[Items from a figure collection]
⁂
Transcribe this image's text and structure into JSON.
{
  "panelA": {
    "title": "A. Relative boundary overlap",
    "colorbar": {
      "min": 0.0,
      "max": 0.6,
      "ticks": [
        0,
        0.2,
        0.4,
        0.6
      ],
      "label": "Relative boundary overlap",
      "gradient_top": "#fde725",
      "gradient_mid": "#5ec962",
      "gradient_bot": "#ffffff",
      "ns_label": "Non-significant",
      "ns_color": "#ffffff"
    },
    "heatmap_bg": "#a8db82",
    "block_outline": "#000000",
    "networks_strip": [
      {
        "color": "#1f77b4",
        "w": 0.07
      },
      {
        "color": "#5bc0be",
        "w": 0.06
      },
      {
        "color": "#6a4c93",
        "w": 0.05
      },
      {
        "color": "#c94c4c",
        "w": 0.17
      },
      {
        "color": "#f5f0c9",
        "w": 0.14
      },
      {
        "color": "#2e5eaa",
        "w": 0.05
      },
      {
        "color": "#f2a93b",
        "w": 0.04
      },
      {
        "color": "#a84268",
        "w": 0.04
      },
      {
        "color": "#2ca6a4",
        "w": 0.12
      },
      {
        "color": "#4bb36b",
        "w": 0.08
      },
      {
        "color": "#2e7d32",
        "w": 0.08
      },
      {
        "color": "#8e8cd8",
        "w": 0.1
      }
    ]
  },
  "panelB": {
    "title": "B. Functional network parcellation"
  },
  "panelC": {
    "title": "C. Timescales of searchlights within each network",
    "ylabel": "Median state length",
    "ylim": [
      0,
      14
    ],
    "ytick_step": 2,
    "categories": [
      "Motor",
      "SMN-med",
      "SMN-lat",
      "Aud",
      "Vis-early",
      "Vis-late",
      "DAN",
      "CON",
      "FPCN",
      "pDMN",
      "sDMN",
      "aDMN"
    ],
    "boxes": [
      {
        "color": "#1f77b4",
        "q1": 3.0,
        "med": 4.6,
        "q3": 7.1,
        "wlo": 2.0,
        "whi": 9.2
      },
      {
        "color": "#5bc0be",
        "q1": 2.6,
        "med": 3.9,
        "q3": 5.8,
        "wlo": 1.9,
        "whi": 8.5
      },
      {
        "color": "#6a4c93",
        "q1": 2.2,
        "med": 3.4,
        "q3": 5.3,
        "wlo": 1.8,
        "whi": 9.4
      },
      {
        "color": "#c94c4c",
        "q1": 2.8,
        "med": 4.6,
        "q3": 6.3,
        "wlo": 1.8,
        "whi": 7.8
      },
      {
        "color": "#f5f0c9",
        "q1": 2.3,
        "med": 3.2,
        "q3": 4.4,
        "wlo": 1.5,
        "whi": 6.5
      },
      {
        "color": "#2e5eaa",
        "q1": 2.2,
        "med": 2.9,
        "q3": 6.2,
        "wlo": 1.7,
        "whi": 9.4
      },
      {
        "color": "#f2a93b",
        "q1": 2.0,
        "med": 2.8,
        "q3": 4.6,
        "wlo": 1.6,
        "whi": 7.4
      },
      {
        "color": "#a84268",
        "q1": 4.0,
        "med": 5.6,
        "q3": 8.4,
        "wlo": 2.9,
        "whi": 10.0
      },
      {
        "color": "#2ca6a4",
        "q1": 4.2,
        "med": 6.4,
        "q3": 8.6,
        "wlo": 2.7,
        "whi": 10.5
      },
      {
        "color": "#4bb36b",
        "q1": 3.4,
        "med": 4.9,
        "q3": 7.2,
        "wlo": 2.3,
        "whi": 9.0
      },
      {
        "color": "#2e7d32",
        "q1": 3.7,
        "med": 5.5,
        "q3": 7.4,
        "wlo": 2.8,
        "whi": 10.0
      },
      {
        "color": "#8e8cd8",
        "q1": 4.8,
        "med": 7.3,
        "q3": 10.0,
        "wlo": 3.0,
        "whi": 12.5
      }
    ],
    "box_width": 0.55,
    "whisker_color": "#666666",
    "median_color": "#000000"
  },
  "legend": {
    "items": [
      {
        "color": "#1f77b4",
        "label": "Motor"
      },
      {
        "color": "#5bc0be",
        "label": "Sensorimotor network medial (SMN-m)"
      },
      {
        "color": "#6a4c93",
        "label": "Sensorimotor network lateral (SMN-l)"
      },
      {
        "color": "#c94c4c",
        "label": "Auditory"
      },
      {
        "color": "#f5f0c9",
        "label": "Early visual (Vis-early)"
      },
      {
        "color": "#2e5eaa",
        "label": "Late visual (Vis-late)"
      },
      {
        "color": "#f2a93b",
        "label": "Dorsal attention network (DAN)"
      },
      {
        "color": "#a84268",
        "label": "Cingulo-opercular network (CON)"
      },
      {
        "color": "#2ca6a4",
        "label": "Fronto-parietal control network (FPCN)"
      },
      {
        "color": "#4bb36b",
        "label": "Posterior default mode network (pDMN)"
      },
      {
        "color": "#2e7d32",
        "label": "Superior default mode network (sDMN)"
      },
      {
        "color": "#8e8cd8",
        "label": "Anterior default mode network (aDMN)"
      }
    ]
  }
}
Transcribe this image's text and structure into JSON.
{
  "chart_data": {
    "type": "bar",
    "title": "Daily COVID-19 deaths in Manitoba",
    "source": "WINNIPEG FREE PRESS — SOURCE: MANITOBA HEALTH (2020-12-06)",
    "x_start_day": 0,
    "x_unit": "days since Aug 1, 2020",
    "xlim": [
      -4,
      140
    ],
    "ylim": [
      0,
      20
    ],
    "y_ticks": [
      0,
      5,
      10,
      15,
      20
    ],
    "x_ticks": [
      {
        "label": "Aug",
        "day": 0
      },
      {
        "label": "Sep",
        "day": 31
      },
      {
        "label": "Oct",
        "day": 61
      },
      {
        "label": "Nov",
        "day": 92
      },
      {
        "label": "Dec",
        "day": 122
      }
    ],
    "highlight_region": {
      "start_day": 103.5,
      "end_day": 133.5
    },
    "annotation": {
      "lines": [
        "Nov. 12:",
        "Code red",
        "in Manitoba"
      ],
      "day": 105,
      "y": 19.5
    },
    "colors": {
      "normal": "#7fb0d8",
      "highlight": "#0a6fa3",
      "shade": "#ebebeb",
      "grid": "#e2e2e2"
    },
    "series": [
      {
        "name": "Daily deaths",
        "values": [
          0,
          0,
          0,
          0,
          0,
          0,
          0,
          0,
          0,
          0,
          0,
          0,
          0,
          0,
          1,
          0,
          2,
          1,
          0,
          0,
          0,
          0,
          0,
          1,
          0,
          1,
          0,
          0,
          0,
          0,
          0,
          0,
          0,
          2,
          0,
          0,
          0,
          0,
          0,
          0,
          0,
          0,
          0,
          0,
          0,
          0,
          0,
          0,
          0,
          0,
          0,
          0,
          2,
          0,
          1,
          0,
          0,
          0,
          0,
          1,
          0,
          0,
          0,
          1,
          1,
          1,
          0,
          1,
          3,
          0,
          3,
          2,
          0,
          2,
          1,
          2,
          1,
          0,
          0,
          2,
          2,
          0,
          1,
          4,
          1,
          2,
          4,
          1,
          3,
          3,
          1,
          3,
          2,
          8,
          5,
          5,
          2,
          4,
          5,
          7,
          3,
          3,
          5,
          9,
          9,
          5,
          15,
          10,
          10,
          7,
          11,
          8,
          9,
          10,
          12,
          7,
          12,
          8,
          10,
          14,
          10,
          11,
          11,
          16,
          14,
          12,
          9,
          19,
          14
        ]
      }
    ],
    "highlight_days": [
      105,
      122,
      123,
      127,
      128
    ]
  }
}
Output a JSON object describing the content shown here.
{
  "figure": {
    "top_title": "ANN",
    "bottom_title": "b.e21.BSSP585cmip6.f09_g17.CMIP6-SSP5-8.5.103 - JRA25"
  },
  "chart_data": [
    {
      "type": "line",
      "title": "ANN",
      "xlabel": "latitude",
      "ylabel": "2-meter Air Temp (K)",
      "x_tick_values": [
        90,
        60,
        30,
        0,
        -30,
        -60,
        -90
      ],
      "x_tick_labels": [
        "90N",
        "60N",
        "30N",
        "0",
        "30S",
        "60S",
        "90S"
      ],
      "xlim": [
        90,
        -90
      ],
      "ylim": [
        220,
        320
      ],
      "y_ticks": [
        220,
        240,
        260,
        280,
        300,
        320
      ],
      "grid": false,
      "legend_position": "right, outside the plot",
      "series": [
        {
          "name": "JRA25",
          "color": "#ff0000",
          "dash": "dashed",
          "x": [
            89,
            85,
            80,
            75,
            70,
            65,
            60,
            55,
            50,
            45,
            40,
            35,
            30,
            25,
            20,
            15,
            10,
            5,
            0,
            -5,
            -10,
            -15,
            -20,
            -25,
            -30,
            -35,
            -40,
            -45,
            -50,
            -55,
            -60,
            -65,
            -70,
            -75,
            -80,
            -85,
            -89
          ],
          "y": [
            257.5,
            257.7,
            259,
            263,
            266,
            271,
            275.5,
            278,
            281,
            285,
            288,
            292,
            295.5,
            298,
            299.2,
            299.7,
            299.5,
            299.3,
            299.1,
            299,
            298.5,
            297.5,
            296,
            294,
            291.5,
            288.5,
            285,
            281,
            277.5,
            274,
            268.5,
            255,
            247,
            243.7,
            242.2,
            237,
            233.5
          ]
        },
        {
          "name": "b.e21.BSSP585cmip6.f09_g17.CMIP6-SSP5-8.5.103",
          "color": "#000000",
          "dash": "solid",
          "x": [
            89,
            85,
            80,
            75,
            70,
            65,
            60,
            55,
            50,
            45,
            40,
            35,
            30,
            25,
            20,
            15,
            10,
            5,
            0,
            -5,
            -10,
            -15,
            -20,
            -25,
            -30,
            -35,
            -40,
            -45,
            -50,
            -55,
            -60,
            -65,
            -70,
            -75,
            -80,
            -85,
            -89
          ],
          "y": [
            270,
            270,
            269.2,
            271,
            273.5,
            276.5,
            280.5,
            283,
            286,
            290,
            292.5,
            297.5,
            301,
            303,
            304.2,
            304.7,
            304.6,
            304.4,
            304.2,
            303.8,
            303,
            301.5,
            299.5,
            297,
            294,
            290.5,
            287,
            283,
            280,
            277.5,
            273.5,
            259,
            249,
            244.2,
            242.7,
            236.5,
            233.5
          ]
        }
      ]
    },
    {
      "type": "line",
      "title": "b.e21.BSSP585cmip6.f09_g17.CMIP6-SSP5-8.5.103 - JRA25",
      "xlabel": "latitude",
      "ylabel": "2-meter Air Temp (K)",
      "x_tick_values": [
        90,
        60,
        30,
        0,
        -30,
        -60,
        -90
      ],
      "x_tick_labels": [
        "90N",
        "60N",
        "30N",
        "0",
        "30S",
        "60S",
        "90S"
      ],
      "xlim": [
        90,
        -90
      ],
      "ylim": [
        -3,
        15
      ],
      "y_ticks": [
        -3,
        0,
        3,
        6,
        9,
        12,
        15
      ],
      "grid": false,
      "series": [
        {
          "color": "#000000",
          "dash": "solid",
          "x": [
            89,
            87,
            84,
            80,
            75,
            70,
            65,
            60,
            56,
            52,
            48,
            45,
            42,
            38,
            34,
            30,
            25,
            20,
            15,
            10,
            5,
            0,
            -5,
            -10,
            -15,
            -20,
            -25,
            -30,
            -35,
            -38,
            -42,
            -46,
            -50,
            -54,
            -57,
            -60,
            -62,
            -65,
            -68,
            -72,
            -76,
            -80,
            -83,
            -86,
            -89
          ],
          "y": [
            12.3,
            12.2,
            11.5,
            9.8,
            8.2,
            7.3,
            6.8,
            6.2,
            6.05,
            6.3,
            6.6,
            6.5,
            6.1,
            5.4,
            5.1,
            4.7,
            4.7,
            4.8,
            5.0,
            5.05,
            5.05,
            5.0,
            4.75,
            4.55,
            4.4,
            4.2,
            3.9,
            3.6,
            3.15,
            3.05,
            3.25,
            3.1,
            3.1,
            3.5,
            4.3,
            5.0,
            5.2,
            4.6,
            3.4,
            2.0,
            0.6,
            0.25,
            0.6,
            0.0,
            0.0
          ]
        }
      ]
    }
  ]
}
⁂
» **Task requirements**: Collect each line holding the string "early".

» **Written answer**:
      "Vis-early",
        "label": "Early visual (Vis-early)"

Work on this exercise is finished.